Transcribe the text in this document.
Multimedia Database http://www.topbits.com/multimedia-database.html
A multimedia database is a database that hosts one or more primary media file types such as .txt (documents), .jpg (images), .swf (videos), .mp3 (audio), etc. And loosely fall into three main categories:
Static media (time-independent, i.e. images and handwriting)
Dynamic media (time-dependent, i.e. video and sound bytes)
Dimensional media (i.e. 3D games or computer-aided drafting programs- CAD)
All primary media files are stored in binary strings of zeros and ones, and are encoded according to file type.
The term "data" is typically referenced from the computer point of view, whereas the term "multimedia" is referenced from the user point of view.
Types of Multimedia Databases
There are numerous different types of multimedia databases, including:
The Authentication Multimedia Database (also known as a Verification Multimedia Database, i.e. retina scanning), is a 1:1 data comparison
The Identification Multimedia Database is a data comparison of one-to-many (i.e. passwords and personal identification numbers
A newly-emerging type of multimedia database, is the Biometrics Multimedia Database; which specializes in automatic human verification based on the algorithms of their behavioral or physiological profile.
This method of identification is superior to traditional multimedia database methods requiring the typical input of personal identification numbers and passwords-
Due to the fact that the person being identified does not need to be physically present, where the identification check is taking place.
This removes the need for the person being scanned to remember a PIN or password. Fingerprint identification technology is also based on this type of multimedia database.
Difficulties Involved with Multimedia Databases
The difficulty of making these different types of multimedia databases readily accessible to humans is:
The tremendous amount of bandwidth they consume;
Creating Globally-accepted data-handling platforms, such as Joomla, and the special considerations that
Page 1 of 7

▶ _Given exercise_: Every record should be repeated exactly; please leave none out.

▶ _Full output_:
Transcribe the text in this document.
Multimedia Database http://www.topbits.com/multimedia-database.html
A multimedia database is a database that hosts one or more primary media file types such as .txt (documents), .jpg (images), .swf (videos), .mp3 (audio), etc. And loosely fall into three main categories:
Static media (time-independent, i.e. images and handwriting)
Dynamic media (time-dependent, i.e. video and sound bytes)
Dimensional media (i.e. 3D games or computer-aided drafting programs- CAD)
All primary media files are stored in binary strings of zeros and ones, and are encoded according to file type.
The term "data" is typically referenced from the computer point of view, whereas the term "multimedia" is referenced from the user point of view.
Types of Multimedia Databases
There are numerous different types of multimedia databases, including:
The Authentication Multimedia Database (also known as a Verification Multimedia Database, i.e. retina scanning), is a 1:1 data comparison
The Identification Multimedia Database is a data comparison of one-to-many (i.e. passwords and personal identification numbers
A newly-emerging type of multimedia database, is the Biometrics Multimedia Database; which specializes in automatic human verification based on the algorithms of their behavioral or physiological profile.
This method of identification is superior to traditional multimedia database methods requiring the typical input of personal identification numbers and passwords-
Due to the fact that the person being identified does not need to be physically present, where the identification check is taking place.
This removes the need for the person being scanned to remember a PIN or password. Fingerprint identification technology is also based on this type of multimedia database.
Difficulties Involved with Multimedia Databases
The difficulty of making these different types of multimedia databases readily accessible to humans is:
The tremendous amount of bandwidth they consume;
Creating Globally-accepted data-handling platforms, such as Joomla, and the special considerations that
Page 1 of 7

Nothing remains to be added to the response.